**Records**

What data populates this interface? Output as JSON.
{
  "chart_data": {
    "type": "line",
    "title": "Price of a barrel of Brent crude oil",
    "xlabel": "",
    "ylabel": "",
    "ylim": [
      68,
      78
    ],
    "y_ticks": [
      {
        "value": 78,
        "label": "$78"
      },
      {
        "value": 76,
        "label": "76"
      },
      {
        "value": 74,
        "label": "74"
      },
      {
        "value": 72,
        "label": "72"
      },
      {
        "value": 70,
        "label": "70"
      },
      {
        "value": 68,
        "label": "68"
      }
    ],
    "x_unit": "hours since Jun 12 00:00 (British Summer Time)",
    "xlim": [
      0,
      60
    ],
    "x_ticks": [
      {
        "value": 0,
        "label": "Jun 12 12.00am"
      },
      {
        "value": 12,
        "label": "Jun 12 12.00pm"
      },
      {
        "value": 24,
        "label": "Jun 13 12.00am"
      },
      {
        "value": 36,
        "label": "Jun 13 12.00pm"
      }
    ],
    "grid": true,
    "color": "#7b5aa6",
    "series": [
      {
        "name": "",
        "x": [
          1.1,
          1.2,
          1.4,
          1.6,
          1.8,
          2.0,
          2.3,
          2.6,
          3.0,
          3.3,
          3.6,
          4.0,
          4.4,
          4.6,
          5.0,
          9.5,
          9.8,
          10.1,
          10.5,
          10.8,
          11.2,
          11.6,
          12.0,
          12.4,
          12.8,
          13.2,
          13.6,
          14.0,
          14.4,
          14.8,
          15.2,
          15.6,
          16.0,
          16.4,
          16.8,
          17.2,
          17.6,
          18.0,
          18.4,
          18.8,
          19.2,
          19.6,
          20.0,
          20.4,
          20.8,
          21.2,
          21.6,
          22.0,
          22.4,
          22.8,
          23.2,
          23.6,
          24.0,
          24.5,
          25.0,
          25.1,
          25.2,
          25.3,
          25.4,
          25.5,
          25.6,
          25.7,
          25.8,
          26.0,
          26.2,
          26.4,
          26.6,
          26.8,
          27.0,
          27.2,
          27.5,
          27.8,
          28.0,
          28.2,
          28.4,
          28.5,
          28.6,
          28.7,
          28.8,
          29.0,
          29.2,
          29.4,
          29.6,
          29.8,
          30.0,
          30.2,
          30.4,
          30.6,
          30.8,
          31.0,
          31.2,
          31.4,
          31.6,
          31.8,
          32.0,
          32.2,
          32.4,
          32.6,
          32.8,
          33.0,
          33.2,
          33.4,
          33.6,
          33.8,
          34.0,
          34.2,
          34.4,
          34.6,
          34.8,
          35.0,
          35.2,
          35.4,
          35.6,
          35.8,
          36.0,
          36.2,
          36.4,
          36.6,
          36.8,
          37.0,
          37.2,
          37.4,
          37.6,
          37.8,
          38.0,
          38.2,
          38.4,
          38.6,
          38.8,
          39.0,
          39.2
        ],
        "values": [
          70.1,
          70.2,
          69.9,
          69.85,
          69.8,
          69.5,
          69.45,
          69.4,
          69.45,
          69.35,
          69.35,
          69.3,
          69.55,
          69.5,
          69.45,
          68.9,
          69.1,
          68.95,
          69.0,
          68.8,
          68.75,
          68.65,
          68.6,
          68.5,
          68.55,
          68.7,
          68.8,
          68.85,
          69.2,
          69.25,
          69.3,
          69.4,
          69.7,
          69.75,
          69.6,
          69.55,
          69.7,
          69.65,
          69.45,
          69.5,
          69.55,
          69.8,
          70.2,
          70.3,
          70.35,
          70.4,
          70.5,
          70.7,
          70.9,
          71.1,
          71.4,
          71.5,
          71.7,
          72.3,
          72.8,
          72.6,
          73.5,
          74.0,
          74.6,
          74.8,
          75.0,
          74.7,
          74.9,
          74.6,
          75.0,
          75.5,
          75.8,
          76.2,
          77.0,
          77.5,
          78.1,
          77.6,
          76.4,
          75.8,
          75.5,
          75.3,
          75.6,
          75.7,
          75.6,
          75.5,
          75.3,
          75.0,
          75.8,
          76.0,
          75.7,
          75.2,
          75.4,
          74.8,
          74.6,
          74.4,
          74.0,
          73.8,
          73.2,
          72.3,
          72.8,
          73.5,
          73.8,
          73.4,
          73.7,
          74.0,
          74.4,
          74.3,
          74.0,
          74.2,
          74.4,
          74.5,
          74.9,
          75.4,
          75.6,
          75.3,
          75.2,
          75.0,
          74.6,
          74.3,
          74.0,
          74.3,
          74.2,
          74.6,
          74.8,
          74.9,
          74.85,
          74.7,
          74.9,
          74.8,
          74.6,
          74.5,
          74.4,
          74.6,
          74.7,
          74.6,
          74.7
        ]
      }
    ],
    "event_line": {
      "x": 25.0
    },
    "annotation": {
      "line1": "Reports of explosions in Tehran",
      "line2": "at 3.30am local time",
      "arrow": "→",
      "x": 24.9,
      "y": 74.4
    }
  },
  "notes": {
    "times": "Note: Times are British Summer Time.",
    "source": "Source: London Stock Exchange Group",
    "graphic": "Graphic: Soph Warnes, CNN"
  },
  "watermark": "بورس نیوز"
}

**Given instruction**
Transcribe all of the material exactly. Omit nothing.

**The reply**
What data populates this interface? Output as JSON.
{
  "chart_data": {
    "type": "line",
    "title": "Price of a barrel of Brent crude oil",
    "xlabel": "",
    "ylabel": "",
    "ylim": [
      68,
      78
    ],
    "y_ticks": [
      {
        "value": 78,
        "label": "$78"
      },
      {
        "value": 76,
        "label": "76"
      },
      {
        "value": 74,
        "label": "74"
      },
      {
        "value": 72,
        "label": "72"
      },
      {
        "value": 70,
        "label": "70"
      },
      {
        "value": 68,
        "label": "68"
      }
    ],
    "x_unit": "hours since Jun 12 00:00 (British Summer Time)",
    "xlim": [
      0,
      60
    ],
    "x_ticks": [
      {
        "value": 0,
        "label": "Jun 12 12.00am"
      },
      {
        "value": 12,
        "label": "Jun 12 12.00pm"
      },
      {
        "value": 24,
        "label": "Jun 13 12.00am"
      },
      {
        "value": 36,
        "label": "Jun 13 12.00pm"
      }
    ],
    "grid": true,
    "color": "#7b5aa6",
    "series": [
      {
        "name": "",
        "x": [
          1.1,
          1.2,
          1.4,
          1.6,
          1.8,
          2.0,
          2.3,
          2.6,
          3.0,
          3.3,
          3.6,
          4.0,
          4.4,
          4.6,
          5.0,
          9.5,
          9.8,
          10.1,
          10.5,
          10.8,
          11.2,
          11.6,
          12.0,
          12.4,
          12.8,
          13.2,
          13.6,
          14.0,
          14.4,
          14.8,
          15.2,
          15.6,
          16.0,
          16.4,
          16.8,
          17.2,
          17.6,
          18.0,
          18.4,
          18.8,
          19.2,
          19.6,
          20.0,
          20.4,
          20.8,
          21.2,
          21.6,
          22.0,
          22.4,
          22.8,
          23.2,
          23.6,
          24.0,
          24.5,
          25.0,
          25.1,
          25.2,
          25.3,
          25.4,
          25.5,
          25.6,
          25.7,
          25.8,
          26.0,
          26.2,
          26.4,
          26.6,
          26.8,
          27.0,
          27.2,
          27.5,
          27.8,
          28.0,
          28.2,
          28.4,
          28.5,
          28.6,
          28.7,
          28.8,
          29.0,
          29.2,
          29.4,
          29.6,
          29.8,
          30.0,
          30.2,
          30.4,
          30.6,
          30.8,
          31.0,
          31.2,
          31.4,
          31.6,
          31.8,
          32.0,
          32.2,
          32.4,
          32.6,
          32.8,
          33.0,
          33.2,
          33.4,
          33.6,
          33.8,
          34.0,
          34.2,
          34.4,
          34.6,
          34.8,
          35.0,
          35.2,
          35.4,
          35.6,
          35.8,
          36.0,
          36.2,
          36.4,
          36.6,
          36.8,
          37.0,
          37.2,
          37.4,
          37.6,
          37.8,
          38.0,
          38.2,
          38.4,
          38.6,
          38.8,
          39.0,
          39.2
        ],
        "values": [
          70.1,
          70.2,
          69.9,
          69.85,
          69.8,
          69.5,
          69.45,
          69.4,
          69.45,
          69.35,
          69.35,
          69.3,
          69.55,
          69.5,
          69.45,
          68.9,
          69.1,
          68.95,
          69.0,
          68.8,
          68.75,
          68.65,
          68.6,
          68.5,
          68.55,
          68.7,
          68.8,
          68.85,
          69.2,
          69.25,
          69.3,
          69.4,
          69.7,
          69.75,
          69.6,
          69.55,
          69.7,
          69.65,
          69.45,
          69.5,
          69.55,
          69.8,
          70.2,
          70.3,
          70.35,
          70.4,
          70.5,
          70.7,
          70.9,
          71.1,
          71.4,
          71.5,
          71.7,
          72.3,
          72.8,
          72.6,
          73.5,
          74.0,
          74.6,
          74.8,
          75.0,
          74.7,
          74.9,
          74.6,
          75.0,
          75.5,
          75.8,
          76.2,
          77.0,
          77.5,
          78.1,
          77.6,
          76.4,
          75.8,
          75.5,
          75.3,
          75.6,
          75.7,
          75.6,
          75.5,
          75.3,
          75.0,
          75.8,
          76.0,
          75.7,
          75.2,
          75.4,
          74.8,
          74.6,
          74.4,
          74.0,
          73.8,
          73.2,
          72.3,
          72.8,
          73.5,
          73.8,
          73.4,
          73.7,
          74.0,
          74.4,
          74.3,
          74.0,
          74.2,
          74.4,
          74.5,
          74.9,
          75.4,
          75.6,
          75.3,
          75.2,
          75.0,
          74.6,
          74.3,
          74.0,
          74.3,
          74.2,
          74.6,
          74.8,
          74.9,
          74.85,
          74.7,
          74.9,
          74.8,
          74.6,
          74.5,
          74.4,
          74.6,
          74.7,
          74.6,
          74.7
        ]
      }
    ],
    "event_line": {
      "x": 25.0
    },
    "annotation": {
      "line1": "Reports of explosions in Tehran",
      "line2": "at 3.30am local time",
      "arrow": "→",
      "x": 24.9,
      "y": 74.4
    }
  },
  "notes": {
    "times": "Note: Times are British Summer Time.",
    "source": "Source: London Stock Exchange Group",
    "graphic": "Graphic: Soph Warnes, CNN"
  },
  "watermark": "بورس نیوز"
}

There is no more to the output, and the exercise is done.